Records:
>> Begin

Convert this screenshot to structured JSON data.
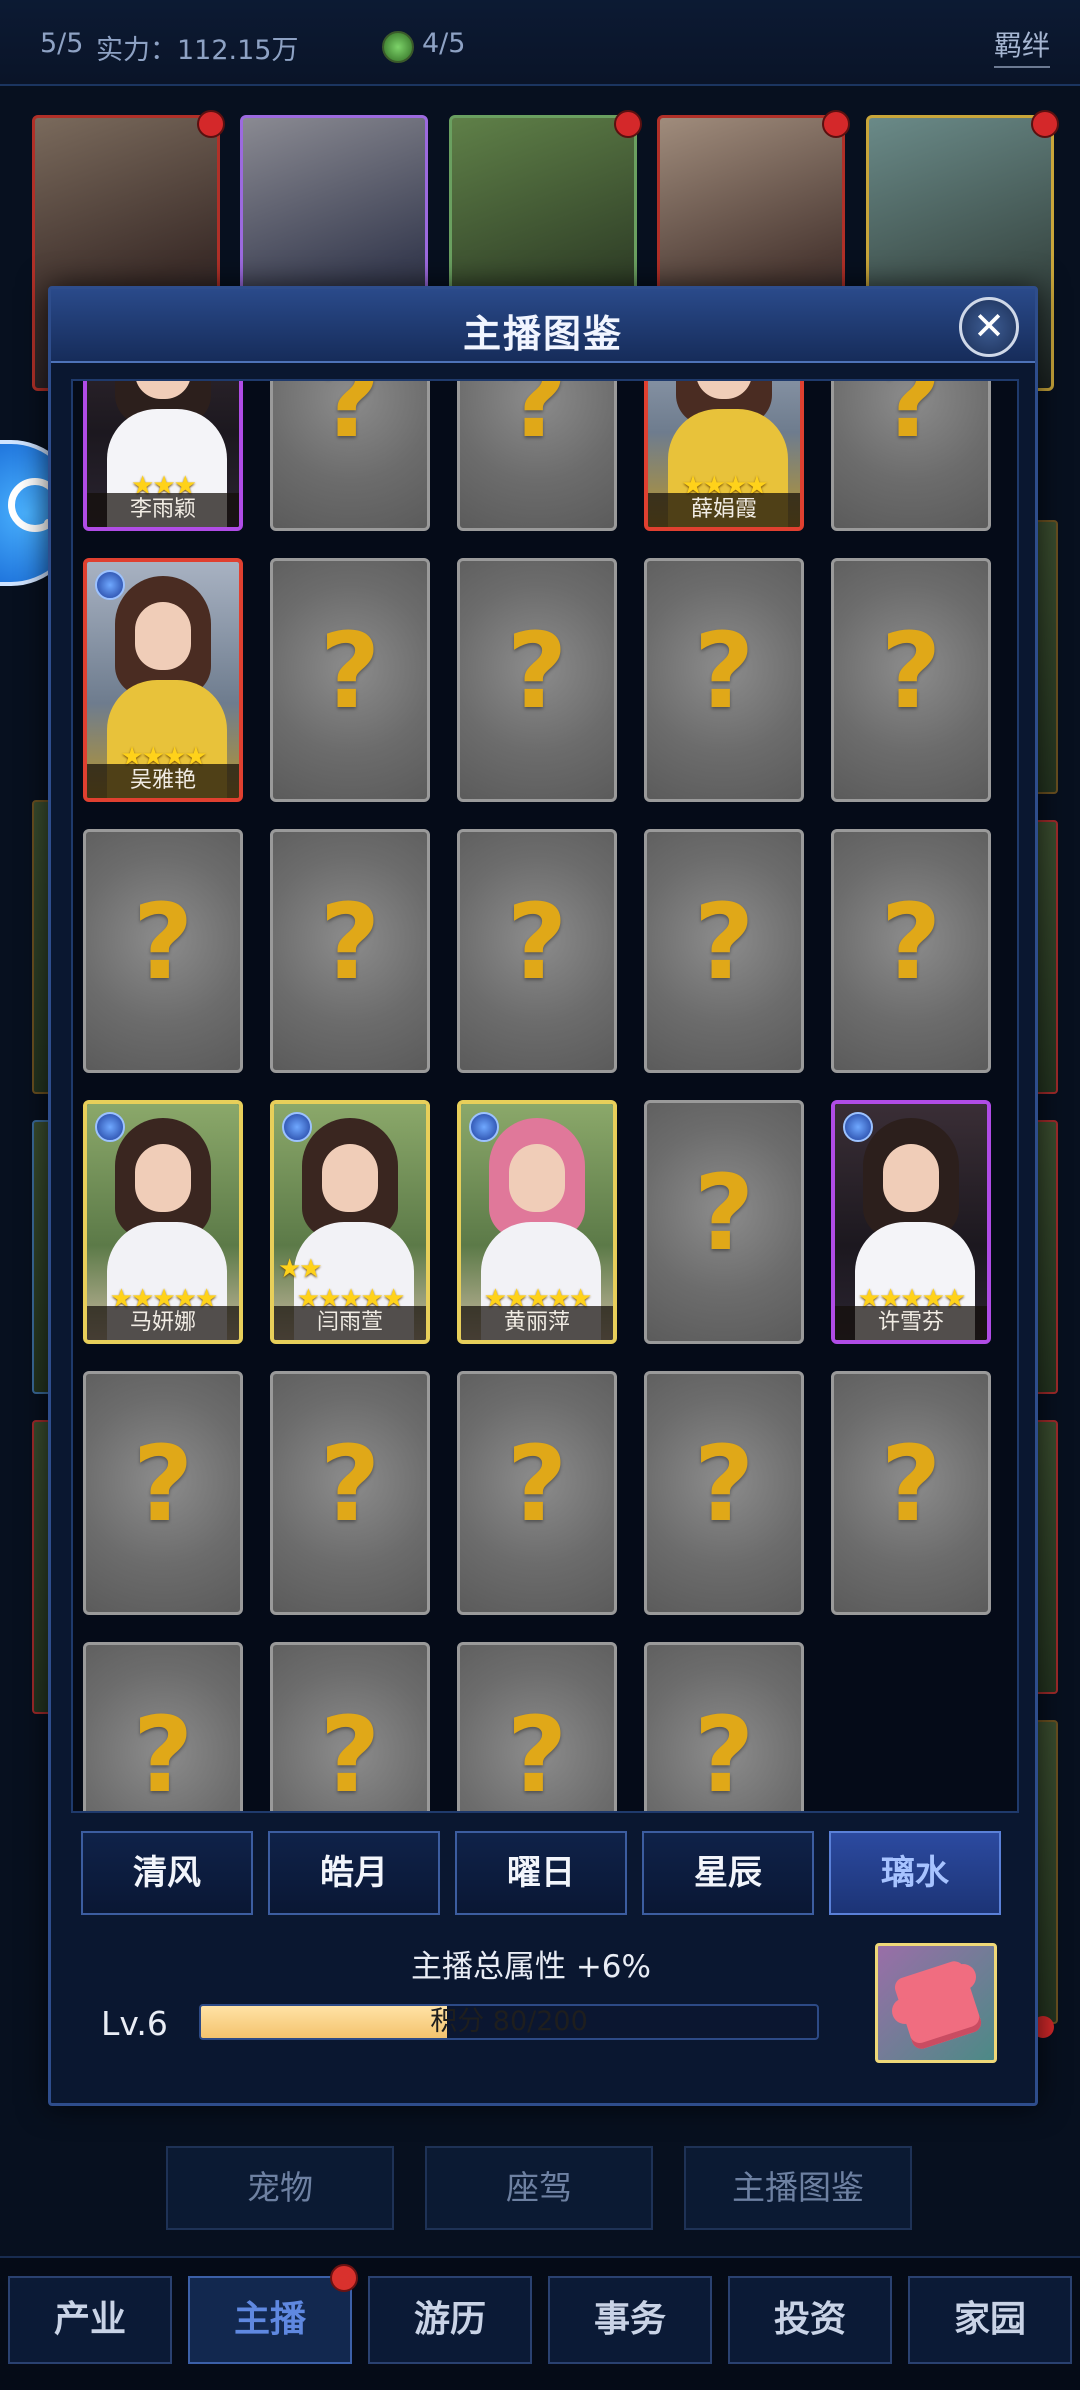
{
  "top_bar": {
    "count": "5/5",
    "power": "实力：112.15万",
    "slots": "4/5",
    "bond": "羁绊"
  },
  "modal": {
    "title": "主播图鉴",
    "close_icon": "close-icon",
    "cards": [
      {
        "owned": true,
        "name": "李雨颖",
        "stars": 3,
        "frame": "violet"
      },
      {
        "owned": false,
        "name": ""
      },
      {
        "owned": false,
        "name": ""
      },
      {
        "owned": true,
        "name": "薛娟霞",
        "stars": 4,
        "frame": "red"
      },
      {
        "owned": false,
        "name": ""
      },
      {
        "owned": true,
        "name": "吴雅艳",
        "stars": 4,
        "frame": "red",
        "element": "blue-badge-icon"
      },
      {
        "owned": false,
        "name": ""
      },
      {
        "owned": false,
        "name": ""
      },
      {
        "owned": false,
        "name": ""
      },
      {
        "owned": false,
        "name": ""
      },
      {
        "owned": false,
        "name": ""
      },
      {
        "owned": false,
        "name": ""
      },
      {
        "owned": false,
        "name": ""
      },
      {
        "owned": false,
        "name": ""
      },
      {
        "owned": false,
        "name": ""
      },
      {
        "owned": true,
        "name": "马妍娜",
        "stars": 5,
        "frame": "gold",
        "element": "blue-badge-icon"
      },
      {
        "owned": true,
        "name": "闫雨萱",
        "stars": 7,
        "frame": "gold",
        "element": "blue-badge-icon"
      },
      {
        "owned": true,
        "name": "黄丽萍",
        "stars": 5,
        "frame": "gold",
        "element": "blue-badge-icon"
      },
      {
        "owned": false,
        "name": ""
      },
      {
        "owned": true,
        "name": "许雪芬",
        "stars": 5,
        "frame": "violet",
        "element": "blue-badge-icon"
      },
      {
        "owned": false,
        "name": ""
      },
      {
        "owned": false,
        "name": ""
      },
      {
        "owned": false,
        "name": ""
      },
      {
        "owned": false,
        "name": ""
      },
      {
        "owned": false,
        "name": ""
      },
      {
        "owned": false,
        "name": ""
      },
      {
        "owned": false,
        "name": ""
      },
      {
        "owned": false,
        "name": ""
      },
      {
        "owned": false,
        "name": ""
      }
    ],
    "tabs": [
      "清风",
      "皓月",
      "曜日",
      "星辰",
      "璃水"
    ],
    "active_tab": "璃水",
    "attribute_text": "主播总属性 +6%",
    "level": "Lv.6",
    "progress_text": "积分 80/200",
    "progress_value": 0.4
  },
  "sub_buttons": [
    "宠物",
    "座驾",
    "主播图鉴"
  ],
  "bottom_nav": [
    "产业",
    "主播",
    "游历",
    "事务",
    "投资",
    "家园"
  ],
  "bottom_nav_active": "主播",
  "colors": {
    "modal_bg": "#0a1730",
    "accent": "#2e4d8c",
    "star": "#ffd21a",
    "question_mark": "#e0a818",
    "active_tab_text": "#a7c3ff"
  }
}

>> End

Task prompt: Out of the material above, gather each line where "frame" appears.

Result of the task:
        "frame": "violet"
        "frame": "red"
        "frame": "red",
        "frame": "gold",
        "frame": "gold",
        "frame": "gold",
        "frame": "violet",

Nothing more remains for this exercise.